*DIRECTIONS FOR THIS TASK:*
Give every line from the entries that contains "Predicted".

*RECORDED DATA:*

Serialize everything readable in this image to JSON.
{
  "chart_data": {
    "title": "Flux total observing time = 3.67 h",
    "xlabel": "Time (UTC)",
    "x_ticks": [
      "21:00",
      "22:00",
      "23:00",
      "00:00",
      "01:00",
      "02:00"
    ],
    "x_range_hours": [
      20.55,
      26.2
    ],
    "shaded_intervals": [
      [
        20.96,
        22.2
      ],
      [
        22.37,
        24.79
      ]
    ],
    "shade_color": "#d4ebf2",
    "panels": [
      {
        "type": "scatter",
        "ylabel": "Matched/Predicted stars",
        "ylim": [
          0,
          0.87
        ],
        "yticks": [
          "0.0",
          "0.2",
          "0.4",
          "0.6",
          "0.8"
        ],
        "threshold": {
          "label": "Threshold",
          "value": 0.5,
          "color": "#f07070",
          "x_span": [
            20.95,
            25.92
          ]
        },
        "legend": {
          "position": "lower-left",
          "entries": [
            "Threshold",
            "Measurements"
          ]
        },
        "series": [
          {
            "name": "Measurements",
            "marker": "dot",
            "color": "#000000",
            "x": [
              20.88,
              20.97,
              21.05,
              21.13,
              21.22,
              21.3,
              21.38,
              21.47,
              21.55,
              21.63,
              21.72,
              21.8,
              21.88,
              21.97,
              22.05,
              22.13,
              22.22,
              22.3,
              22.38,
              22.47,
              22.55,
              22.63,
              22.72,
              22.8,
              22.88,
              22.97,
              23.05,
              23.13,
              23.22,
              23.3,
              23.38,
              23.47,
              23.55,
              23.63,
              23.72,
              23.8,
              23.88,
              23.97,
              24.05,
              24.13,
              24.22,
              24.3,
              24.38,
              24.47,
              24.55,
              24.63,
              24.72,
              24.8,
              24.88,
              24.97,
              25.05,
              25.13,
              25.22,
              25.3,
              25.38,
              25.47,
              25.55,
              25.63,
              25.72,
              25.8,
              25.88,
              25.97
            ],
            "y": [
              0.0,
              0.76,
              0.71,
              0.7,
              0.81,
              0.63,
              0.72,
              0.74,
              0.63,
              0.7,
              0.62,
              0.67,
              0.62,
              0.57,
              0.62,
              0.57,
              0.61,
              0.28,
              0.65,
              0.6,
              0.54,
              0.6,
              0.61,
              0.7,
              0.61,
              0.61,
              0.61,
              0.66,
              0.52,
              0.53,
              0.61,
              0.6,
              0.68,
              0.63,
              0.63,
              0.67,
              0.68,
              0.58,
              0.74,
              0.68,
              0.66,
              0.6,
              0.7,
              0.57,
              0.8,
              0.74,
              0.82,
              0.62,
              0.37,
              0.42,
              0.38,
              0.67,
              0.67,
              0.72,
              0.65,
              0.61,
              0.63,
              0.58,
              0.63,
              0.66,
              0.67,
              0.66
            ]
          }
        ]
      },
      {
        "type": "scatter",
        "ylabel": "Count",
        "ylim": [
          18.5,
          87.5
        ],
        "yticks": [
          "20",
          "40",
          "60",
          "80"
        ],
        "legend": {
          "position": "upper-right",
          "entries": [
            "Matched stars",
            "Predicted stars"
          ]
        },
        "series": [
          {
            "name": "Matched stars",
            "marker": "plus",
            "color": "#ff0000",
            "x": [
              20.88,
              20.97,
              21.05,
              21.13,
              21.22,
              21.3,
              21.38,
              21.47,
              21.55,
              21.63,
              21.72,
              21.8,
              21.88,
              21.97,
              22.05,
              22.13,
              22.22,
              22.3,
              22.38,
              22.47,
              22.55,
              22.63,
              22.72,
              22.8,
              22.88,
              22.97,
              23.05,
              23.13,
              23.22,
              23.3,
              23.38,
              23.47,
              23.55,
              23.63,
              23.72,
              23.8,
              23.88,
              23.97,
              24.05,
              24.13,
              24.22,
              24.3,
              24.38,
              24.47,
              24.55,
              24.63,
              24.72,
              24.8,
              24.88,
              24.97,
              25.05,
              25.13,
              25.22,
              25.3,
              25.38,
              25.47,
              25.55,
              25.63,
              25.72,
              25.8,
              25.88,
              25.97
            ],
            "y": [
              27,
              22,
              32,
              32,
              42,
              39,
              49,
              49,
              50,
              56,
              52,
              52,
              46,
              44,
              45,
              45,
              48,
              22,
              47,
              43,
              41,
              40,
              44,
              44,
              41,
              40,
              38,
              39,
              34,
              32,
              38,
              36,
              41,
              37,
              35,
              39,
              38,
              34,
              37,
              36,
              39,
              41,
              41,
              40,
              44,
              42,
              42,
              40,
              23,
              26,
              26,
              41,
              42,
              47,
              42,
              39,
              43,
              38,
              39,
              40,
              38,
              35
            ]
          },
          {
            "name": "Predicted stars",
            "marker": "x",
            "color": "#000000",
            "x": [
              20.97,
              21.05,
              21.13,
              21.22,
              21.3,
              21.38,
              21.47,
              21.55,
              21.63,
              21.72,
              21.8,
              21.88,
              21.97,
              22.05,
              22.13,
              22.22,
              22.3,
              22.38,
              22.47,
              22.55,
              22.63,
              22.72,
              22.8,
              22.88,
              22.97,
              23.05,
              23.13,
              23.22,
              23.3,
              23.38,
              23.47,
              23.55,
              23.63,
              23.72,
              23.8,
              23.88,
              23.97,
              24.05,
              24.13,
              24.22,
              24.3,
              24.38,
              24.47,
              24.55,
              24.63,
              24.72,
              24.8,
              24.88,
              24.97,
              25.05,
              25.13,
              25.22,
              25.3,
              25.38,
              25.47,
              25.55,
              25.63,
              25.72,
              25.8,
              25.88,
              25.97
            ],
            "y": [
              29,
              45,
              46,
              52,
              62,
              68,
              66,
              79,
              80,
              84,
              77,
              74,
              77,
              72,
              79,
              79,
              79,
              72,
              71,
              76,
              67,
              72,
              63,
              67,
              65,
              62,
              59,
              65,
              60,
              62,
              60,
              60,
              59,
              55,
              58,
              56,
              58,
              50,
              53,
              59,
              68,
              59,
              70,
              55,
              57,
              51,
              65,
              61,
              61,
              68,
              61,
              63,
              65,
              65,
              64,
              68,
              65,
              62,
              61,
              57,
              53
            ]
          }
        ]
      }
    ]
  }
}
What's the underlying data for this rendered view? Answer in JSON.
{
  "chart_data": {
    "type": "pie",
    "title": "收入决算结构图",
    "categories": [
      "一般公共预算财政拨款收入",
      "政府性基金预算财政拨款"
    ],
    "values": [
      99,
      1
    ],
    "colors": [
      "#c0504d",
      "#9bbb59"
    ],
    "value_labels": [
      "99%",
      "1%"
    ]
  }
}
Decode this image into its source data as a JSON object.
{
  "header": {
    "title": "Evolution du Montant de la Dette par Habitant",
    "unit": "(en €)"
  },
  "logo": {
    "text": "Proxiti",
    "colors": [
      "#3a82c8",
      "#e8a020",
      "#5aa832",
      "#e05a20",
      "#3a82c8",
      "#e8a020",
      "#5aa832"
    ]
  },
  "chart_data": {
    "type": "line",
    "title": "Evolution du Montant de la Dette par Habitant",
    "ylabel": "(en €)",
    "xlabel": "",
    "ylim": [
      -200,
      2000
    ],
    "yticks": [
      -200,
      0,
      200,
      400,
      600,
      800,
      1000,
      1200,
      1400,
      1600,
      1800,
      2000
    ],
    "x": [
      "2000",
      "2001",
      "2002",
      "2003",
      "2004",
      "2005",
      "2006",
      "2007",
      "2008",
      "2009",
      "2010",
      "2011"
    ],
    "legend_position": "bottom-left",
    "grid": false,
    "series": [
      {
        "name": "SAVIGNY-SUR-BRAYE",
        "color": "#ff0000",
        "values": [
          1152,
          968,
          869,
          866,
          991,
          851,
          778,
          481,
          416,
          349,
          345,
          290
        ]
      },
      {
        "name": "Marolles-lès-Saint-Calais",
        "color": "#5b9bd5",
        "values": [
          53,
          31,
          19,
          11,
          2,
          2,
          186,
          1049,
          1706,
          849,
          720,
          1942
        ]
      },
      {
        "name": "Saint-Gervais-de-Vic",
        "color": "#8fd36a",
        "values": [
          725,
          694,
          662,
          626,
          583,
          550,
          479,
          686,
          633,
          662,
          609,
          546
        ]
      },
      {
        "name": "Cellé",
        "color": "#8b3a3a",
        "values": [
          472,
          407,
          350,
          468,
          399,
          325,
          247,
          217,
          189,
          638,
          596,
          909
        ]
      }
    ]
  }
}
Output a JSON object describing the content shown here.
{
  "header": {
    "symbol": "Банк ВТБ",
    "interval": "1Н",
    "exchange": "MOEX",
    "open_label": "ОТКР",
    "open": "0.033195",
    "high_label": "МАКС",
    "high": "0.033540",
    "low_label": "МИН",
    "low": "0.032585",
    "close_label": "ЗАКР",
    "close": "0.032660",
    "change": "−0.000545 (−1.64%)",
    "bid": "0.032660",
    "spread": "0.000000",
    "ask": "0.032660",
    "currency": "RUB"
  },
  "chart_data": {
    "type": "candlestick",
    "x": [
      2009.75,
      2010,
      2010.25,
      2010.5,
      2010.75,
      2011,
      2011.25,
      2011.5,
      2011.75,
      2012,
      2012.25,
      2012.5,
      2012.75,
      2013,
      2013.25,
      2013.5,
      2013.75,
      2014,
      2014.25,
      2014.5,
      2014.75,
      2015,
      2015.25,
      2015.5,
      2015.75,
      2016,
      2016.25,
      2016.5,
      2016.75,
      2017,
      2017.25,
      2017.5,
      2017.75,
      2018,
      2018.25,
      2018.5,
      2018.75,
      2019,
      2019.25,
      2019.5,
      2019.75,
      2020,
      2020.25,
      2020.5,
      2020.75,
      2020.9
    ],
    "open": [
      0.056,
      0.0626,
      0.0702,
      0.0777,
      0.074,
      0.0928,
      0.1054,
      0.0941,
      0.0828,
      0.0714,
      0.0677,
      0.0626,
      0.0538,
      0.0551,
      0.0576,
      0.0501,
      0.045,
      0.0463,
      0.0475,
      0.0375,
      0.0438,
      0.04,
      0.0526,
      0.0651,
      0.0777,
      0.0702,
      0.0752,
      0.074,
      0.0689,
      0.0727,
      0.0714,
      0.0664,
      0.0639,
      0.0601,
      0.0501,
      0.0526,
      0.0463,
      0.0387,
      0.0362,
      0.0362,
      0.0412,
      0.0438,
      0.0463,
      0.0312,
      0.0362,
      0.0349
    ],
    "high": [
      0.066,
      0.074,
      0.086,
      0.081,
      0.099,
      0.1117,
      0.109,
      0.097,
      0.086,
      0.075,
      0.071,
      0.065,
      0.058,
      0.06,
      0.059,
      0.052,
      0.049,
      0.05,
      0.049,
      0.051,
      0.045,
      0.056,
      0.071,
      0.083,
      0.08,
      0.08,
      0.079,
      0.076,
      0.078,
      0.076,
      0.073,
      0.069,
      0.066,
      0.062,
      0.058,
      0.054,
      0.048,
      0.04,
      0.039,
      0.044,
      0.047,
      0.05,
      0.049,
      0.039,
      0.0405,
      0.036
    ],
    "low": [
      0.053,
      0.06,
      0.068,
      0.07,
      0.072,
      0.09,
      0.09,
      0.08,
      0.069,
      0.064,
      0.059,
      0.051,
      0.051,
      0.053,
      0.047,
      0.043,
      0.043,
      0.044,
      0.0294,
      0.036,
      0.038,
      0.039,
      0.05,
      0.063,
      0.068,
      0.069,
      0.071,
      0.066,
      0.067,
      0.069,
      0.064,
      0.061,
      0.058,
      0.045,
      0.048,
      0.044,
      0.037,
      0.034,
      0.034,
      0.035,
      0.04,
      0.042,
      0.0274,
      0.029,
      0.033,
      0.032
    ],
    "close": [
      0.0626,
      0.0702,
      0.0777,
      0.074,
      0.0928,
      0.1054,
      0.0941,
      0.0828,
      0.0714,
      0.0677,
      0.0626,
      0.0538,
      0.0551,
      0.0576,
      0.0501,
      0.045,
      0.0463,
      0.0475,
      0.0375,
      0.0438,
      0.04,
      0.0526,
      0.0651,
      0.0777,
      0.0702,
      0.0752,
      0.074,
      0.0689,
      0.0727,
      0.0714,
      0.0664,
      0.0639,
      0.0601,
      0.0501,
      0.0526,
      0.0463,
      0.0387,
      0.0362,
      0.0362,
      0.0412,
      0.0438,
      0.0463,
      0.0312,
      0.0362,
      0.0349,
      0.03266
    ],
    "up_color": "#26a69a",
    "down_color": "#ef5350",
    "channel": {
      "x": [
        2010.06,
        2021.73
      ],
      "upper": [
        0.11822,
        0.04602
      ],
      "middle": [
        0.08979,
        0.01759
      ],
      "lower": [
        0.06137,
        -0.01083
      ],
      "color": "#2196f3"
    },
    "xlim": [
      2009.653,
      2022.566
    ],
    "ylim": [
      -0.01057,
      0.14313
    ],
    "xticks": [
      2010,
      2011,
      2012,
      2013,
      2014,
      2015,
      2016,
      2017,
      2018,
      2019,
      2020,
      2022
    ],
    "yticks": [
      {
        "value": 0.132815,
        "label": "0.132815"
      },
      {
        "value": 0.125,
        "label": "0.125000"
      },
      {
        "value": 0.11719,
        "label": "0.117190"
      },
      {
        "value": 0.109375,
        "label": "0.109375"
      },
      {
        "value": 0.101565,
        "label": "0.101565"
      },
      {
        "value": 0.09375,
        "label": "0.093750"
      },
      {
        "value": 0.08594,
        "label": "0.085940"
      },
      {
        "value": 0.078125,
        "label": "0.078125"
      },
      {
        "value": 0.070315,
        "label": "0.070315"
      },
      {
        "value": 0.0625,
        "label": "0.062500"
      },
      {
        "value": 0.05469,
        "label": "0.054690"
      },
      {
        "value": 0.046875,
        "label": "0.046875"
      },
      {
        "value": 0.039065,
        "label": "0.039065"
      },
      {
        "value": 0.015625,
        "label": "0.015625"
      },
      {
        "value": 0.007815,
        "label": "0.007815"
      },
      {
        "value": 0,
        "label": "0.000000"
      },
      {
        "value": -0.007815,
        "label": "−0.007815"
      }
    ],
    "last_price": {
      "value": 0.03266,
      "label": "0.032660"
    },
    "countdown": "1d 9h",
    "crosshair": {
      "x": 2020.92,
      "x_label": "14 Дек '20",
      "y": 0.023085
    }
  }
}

*WORKED ANSWER:*
        "ylabel": "Matched/Predicted stars",
            "Predicted stars"
            "name": "Predicted stars",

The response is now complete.